*Brief*
Filter the listing below, copying every line in which the word "Summary" appears.
>> Begin
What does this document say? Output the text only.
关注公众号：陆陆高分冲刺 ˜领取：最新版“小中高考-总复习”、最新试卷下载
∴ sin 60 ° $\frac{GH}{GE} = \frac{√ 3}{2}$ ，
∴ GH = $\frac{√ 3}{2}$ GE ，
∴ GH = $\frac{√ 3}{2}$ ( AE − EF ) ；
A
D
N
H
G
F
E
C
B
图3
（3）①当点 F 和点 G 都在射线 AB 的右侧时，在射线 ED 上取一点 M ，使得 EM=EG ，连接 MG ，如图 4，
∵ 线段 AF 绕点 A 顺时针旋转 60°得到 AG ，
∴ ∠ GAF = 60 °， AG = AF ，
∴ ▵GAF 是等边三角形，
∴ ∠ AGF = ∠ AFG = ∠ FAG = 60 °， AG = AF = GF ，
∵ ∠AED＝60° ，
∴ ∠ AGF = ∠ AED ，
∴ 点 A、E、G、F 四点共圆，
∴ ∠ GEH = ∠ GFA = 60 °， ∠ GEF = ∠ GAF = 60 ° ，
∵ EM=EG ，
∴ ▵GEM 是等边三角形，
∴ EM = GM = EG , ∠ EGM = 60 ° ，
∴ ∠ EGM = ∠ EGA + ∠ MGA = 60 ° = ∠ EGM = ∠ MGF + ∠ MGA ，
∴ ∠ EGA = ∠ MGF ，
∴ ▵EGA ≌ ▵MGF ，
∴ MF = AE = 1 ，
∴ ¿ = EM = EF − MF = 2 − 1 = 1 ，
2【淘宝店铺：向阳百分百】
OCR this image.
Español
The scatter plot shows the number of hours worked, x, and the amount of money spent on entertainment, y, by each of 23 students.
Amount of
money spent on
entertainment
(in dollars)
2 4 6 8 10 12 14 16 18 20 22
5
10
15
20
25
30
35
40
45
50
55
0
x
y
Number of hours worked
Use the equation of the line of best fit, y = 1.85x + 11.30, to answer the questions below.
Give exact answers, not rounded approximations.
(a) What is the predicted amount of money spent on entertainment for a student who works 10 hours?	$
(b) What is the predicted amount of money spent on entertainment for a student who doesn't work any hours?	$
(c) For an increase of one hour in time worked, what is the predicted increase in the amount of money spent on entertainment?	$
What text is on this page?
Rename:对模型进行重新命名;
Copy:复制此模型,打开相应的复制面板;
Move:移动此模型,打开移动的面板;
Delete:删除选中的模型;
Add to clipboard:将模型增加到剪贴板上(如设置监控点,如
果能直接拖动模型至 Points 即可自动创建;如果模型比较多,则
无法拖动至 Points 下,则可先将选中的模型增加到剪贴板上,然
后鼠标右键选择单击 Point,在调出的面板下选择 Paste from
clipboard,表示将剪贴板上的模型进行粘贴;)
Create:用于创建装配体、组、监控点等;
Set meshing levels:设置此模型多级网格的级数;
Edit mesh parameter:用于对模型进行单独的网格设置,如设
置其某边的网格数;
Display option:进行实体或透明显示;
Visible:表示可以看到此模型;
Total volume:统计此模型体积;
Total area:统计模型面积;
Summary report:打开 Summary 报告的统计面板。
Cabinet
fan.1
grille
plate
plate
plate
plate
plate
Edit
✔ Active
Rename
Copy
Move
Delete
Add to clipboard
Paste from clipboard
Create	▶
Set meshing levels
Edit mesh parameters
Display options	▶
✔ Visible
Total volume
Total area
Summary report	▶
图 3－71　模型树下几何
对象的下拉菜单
>> End
*Finished answer*
Summary report:打开 Summary 报告的统计面板。
Summary report	▶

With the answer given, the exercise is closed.